• Exercise prompt:
Search the material for "this" and show all lines that contain it.

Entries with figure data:
═══

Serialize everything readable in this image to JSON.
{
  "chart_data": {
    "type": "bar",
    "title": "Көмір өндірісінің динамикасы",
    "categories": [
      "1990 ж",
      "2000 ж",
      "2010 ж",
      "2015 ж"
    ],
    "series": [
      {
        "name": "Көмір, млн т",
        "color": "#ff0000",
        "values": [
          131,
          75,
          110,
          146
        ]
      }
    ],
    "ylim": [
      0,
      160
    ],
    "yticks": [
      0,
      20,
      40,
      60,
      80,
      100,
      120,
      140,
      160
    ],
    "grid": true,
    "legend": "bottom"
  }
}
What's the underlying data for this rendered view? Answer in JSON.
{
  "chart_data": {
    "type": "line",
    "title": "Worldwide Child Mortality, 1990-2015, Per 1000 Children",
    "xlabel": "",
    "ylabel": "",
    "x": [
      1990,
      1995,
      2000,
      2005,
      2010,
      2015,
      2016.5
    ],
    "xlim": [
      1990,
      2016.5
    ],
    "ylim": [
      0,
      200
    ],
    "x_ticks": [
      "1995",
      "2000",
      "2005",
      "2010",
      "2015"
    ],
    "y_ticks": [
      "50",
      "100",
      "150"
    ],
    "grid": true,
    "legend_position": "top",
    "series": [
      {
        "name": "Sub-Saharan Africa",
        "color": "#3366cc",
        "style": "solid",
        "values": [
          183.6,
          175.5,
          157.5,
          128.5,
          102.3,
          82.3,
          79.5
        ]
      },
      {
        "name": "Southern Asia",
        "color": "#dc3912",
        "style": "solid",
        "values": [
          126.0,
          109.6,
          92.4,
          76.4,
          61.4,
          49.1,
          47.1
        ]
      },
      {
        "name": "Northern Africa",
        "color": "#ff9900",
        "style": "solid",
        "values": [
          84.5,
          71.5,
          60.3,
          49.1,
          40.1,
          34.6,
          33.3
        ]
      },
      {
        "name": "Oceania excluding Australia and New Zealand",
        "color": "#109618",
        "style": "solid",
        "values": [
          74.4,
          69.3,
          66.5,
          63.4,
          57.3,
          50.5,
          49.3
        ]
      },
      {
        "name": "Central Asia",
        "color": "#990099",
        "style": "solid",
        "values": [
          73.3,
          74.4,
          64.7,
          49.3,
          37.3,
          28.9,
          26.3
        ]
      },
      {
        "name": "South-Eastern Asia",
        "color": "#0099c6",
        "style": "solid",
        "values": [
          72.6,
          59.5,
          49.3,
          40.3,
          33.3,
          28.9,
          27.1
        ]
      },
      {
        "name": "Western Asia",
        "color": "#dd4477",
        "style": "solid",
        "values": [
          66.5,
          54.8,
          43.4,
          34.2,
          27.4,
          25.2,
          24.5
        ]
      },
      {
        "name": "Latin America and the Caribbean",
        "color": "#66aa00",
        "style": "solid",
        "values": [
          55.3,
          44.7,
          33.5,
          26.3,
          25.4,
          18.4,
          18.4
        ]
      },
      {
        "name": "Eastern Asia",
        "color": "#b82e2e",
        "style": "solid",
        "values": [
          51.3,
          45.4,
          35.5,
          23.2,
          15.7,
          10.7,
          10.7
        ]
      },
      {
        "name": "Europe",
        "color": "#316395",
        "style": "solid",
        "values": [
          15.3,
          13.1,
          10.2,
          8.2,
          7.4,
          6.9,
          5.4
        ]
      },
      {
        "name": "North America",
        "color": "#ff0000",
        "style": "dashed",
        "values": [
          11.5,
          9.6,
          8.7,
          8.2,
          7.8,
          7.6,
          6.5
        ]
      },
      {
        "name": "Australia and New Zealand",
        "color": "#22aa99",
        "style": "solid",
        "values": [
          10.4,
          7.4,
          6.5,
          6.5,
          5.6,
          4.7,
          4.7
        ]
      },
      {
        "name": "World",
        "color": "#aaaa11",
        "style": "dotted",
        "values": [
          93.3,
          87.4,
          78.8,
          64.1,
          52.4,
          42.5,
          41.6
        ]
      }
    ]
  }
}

═══

• Exercise output:
Serialize everything readable in this image to JSON.
What's the underlying data for this rendered view? Answer in JSON.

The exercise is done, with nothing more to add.